> **RECORDS PROVIDED**
____
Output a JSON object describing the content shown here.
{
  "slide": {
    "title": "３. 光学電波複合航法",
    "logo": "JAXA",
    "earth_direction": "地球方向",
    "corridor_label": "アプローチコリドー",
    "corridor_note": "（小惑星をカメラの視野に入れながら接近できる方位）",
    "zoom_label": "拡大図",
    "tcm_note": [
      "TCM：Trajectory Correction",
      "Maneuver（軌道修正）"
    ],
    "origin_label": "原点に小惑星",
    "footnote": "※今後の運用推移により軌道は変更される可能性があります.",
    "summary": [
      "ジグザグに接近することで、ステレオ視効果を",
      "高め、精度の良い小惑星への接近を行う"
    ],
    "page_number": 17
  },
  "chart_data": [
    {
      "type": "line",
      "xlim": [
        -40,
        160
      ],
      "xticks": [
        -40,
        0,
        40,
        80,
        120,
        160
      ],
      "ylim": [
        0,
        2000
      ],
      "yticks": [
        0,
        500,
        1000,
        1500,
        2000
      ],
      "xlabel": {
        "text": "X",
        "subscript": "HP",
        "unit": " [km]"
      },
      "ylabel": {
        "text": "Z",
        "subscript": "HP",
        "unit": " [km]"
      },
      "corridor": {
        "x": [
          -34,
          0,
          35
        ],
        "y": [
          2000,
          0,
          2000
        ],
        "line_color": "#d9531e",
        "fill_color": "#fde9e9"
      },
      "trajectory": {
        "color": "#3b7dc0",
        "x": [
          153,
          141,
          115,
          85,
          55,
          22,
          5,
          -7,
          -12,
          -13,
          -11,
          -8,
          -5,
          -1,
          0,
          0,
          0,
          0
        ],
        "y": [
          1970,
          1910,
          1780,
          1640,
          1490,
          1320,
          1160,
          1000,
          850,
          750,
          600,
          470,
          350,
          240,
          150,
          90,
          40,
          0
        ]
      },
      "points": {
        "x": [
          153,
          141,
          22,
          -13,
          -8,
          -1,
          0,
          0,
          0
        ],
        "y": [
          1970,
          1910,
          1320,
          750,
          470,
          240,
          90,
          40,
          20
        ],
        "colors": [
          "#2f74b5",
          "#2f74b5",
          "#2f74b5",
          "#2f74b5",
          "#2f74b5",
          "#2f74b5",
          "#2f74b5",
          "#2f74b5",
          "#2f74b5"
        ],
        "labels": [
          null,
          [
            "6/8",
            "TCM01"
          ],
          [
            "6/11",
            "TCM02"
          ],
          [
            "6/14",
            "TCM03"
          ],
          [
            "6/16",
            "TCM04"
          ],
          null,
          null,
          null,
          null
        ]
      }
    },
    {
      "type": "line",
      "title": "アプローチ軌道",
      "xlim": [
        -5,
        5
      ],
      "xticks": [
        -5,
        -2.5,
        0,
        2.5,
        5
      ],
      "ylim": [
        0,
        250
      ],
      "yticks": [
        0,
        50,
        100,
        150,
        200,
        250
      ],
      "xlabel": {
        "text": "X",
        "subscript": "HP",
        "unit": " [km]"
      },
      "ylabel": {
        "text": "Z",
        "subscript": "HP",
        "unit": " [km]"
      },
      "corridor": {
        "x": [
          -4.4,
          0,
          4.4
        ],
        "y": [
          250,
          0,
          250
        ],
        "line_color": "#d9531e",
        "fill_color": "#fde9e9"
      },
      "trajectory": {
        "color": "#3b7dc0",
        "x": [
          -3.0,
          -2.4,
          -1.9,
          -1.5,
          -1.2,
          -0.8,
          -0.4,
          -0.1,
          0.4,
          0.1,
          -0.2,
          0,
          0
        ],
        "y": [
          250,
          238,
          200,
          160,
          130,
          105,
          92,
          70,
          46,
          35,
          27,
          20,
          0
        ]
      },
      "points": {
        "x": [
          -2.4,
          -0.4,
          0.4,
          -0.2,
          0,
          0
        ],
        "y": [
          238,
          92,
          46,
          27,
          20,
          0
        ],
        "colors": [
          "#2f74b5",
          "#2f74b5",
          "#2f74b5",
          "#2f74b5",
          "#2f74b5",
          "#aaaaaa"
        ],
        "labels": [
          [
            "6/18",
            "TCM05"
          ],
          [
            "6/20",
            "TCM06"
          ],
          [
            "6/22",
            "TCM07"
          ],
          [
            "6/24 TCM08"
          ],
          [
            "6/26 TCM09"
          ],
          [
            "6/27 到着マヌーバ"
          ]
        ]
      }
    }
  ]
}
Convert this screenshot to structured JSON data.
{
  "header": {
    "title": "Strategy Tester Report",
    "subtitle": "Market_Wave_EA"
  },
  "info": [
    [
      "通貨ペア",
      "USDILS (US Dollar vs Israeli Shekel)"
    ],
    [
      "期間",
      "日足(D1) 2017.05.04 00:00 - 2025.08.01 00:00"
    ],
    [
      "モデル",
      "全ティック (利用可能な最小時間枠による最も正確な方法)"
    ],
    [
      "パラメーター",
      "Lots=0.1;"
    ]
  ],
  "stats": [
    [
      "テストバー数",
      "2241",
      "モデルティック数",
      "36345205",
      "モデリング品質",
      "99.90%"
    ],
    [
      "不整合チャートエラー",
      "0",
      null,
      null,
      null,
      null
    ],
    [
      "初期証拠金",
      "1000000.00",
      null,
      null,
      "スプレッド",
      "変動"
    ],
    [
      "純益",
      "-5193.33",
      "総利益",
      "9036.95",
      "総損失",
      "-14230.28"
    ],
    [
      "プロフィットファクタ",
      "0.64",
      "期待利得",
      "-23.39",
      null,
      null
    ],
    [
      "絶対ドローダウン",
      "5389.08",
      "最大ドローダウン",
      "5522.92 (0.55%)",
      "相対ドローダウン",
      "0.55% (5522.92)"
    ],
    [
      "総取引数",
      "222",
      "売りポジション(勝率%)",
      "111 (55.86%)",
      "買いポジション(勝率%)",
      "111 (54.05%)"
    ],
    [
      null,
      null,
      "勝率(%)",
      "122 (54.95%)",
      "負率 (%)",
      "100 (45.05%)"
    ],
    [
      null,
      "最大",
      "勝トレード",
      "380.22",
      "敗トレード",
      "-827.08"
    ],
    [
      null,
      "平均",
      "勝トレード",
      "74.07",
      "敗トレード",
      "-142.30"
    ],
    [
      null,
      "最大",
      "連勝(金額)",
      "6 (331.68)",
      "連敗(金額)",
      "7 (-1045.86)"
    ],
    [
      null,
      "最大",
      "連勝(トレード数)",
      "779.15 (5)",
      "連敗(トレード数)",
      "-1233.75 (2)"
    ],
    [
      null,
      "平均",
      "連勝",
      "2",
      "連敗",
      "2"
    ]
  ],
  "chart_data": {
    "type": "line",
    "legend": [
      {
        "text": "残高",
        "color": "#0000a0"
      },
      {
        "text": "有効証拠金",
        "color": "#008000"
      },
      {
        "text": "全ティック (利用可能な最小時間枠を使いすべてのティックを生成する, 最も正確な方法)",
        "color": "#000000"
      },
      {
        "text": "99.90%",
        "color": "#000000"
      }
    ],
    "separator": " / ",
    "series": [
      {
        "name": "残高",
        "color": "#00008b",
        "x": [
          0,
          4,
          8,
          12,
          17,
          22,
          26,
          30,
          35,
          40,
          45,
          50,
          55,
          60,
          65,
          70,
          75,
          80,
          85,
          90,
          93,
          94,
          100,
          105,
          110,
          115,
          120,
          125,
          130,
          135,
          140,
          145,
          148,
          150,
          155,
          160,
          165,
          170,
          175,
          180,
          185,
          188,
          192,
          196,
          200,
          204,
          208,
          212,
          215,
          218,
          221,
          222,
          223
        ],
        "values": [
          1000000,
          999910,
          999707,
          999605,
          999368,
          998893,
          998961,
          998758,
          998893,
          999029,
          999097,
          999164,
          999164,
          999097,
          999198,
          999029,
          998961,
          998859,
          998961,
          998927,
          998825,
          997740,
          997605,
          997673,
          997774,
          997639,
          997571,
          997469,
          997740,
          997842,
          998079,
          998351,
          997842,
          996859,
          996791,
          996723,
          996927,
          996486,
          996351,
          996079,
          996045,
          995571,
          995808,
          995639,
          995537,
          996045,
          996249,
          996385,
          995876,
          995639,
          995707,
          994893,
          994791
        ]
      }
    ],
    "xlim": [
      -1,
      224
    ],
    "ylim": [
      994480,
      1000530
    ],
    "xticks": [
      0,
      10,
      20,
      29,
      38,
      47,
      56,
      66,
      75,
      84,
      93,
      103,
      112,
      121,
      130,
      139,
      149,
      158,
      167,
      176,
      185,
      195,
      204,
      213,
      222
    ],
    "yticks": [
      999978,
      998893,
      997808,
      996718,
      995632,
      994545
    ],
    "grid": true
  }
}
____
> **INSTRUCTION**
Pull every line holding "JSON" out of the records.

> **CORRECT ANSWER**
Output a JSON object describing the content shown here.
Convert this screenshot to structured JSON data.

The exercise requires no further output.